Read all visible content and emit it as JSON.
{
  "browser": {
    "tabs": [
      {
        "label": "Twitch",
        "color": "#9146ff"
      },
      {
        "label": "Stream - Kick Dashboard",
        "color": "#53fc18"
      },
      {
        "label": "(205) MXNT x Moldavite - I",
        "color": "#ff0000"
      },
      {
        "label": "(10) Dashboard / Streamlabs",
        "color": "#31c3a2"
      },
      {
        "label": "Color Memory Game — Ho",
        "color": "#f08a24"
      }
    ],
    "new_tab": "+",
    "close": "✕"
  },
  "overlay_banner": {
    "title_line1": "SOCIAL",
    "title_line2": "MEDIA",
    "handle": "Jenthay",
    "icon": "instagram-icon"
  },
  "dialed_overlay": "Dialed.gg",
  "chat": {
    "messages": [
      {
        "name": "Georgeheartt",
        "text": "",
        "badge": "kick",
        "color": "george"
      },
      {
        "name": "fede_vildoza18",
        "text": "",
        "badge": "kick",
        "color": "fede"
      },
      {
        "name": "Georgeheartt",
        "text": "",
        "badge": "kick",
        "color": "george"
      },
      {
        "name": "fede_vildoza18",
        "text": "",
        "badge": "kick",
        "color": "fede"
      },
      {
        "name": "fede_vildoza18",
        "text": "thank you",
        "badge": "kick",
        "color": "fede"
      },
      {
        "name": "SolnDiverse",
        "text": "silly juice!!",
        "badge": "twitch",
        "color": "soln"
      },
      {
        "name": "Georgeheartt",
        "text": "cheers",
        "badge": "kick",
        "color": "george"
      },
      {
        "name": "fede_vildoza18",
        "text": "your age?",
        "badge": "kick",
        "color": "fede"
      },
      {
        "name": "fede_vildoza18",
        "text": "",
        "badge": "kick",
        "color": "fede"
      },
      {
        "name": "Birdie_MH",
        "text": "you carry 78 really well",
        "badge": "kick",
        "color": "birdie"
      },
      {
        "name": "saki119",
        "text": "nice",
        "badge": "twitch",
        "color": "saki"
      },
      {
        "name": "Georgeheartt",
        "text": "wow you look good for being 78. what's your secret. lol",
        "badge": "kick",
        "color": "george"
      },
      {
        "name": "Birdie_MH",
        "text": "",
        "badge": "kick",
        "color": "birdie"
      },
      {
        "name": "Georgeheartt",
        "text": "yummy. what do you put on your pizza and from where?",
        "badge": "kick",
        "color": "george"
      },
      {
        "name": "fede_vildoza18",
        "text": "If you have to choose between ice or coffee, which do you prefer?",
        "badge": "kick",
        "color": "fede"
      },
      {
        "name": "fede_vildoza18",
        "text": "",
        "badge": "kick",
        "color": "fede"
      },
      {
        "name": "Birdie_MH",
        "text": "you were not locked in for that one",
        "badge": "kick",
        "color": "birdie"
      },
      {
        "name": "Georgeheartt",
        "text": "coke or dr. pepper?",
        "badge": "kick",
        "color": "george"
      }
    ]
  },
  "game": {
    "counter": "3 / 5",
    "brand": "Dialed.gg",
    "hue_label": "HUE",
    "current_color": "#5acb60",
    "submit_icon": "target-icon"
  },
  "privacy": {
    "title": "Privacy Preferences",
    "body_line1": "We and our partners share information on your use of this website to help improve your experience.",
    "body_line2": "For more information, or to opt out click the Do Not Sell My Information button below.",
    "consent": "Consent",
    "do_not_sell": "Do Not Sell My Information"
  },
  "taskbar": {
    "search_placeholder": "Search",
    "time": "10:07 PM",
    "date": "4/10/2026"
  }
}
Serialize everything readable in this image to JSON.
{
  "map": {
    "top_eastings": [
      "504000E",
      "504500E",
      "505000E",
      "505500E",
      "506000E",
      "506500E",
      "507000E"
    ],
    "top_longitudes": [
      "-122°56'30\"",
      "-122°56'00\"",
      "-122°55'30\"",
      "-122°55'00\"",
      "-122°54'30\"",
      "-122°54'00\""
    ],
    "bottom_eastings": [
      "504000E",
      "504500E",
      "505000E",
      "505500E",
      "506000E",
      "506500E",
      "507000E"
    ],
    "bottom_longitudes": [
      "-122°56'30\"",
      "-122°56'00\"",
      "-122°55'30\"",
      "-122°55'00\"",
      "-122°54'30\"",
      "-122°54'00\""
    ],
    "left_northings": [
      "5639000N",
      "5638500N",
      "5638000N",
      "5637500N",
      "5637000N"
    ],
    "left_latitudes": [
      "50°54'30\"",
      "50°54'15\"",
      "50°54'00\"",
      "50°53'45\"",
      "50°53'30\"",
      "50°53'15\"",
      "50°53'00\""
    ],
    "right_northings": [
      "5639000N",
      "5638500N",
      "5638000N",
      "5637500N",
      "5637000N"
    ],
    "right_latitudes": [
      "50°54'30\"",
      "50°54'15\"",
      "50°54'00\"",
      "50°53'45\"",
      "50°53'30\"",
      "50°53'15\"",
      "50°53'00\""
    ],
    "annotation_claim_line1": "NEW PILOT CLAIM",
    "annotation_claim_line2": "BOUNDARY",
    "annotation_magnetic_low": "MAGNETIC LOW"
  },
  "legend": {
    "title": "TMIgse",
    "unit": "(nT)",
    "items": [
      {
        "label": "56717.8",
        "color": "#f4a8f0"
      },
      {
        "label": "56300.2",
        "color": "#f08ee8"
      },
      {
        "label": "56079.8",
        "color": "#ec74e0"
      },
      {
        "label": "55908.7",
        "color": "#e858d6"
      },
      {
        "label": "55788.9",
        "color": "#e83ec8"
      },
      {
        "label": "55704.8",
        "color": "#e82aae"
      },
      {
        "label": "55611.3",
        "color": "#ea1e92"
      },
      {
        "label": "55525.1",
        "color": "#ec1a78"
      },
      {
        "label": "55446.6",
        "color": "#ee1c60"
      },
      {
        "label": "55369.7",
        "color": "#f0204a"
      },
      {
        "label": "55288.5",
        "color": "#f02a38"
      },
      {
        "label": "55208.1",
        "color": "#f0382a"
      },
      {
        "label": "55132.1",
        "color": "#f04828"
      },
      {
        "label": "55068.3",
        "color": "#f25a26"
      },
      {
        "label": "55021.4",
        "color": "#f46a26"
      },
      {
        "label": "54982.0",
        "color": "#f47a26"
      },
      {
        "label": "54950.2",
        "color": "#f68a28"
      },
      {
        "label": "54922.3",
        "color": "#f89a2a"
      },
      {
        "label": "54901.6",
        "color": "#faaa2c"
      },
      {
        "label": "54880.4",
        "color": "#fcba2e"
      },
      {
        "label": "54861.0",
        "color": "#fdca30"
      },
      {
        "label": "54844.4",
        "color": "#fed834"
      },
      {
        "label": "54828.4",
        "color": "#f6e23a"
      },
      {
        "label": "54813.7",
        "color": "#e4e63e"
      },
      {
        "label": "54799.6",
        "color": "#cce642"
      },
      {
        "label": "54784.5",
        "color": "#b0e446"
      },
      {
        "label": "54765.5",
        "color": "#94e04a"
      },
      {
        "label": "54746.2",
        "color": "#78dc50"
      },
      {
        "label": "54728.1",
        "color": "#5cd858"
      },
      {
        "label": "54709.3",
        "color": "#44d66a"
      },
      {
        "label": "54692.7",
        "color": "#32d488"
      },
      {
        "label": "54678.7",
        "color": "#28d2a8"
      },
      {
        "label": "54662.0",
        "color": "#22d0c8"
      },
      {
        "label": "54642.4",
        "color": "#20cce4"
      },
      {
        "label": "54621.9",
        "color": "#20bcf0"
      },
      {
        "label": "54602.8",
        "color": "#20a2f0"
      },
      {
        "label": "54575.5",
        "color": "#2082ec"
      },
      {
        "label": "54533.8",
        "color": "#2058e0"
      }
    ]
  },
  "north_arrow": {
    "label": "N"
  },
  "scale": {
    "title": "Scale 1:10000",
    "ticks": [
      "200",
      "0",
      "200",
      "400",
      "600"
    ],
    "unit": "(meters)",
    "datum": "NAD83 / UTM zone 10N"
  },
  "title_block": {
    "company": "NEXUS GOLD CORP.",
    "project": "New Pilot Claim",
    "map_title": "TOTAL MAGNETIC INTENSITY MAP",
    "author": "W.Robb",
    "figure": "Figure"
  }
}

□ □ □ □

Looking at the data above, show all lines where the word "Dialed" occurs.

**COMPLETE ANSWER**
  "dialed_overlay": "Dialed.gg",
    "brand": "Dialed.gg",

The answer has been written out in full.